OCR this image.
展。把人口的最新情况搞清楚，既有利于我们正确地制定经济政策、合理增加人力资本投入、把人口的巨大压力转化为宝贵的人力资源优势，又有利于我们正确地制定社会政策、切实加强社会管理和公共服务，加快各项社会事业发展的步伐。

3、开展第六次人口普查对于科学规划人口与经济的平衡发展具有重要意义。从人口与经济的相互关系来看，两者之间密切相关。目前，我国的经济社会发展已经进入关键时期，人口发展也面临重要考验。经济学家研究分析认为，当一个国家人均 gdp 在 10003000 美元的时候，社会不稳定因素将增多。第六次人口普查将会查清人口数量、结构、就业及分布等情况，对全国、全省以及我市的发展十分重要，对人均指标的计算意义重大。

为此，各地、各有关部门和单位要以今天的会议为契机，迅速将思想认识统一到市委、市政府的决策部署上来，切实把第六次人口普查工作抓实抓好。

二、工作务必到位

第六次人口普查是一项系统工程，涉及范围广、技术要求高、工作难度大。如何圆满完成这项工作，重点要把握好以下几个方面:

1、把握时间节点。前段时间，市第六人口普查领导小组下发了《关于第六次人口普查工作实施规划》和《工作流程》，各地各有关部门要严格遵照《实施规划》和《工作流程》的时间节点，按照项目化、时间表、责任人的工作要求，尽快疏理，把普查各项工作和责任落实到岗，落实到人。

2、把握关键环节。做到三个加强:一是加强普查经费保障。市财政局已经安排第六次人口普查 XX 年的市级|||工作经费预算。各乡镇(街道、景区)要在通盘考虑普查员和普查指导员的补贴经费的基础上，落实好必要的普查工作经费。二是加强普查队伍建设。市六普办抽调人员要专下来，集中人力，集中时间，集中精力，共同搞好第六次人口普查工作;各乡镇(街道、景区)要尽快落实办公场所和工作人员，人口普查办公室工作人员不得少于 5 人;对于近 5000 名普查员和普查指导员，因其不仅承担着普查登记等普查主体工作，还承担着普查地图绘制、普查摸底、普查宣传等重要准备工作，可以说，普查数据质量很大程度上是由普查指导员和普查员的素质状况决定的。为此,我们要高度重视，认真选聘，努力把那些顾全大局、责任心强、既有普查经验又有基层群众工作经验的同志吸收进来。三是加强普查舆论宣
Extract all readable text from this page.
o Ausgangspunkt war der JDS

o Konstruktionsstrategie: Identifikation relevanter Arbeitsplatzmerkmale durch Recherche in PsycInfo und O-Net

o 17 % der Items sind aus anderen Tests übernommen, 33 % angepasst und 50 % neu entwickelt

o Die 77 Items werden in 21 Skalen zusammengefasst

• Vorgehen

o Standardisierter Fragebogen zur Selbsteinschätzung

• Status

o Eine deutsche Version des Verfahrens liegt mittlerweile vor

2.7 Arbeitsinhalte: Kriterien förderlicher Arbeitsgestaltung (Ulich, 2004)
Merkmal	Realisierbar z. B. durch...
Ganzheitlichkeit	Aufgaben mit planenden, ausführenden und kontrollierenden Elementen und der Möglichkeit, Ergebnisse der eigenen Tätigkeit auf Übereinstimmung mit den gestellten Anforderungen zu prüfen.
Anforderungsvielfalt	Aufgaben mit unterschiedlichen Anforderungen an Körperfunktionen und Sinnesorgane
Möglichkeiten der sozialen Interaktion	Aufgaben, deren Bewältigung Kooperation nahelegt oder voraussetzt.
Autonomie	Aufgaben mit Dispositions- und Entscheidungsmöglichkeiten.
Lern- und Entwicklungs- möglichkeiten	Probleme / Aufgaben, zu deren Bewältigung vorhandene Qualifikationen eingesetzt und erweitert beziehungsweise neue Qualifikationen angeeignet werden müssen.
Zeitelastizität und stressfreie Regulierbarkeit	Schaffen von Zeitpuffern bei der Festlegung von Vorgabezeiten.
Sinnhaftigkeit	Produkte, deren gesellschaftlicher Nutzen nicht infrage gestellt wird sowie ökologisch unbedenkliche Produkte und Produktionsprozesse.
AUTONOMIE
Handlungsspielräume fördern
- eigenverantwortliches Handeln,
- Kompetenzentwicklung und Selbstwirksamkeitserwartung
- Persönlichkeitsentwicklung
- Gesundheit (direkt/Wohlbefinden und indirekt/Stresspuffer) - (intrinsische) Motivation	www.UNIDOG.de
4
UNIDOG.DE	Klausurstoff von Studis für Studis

→ YOUR INSTRUCTIONS
Make a tally of the lines in this data that include the string "durch", and answer with that tally alone.

→ SOLUTION TO THIS EXERCISE
2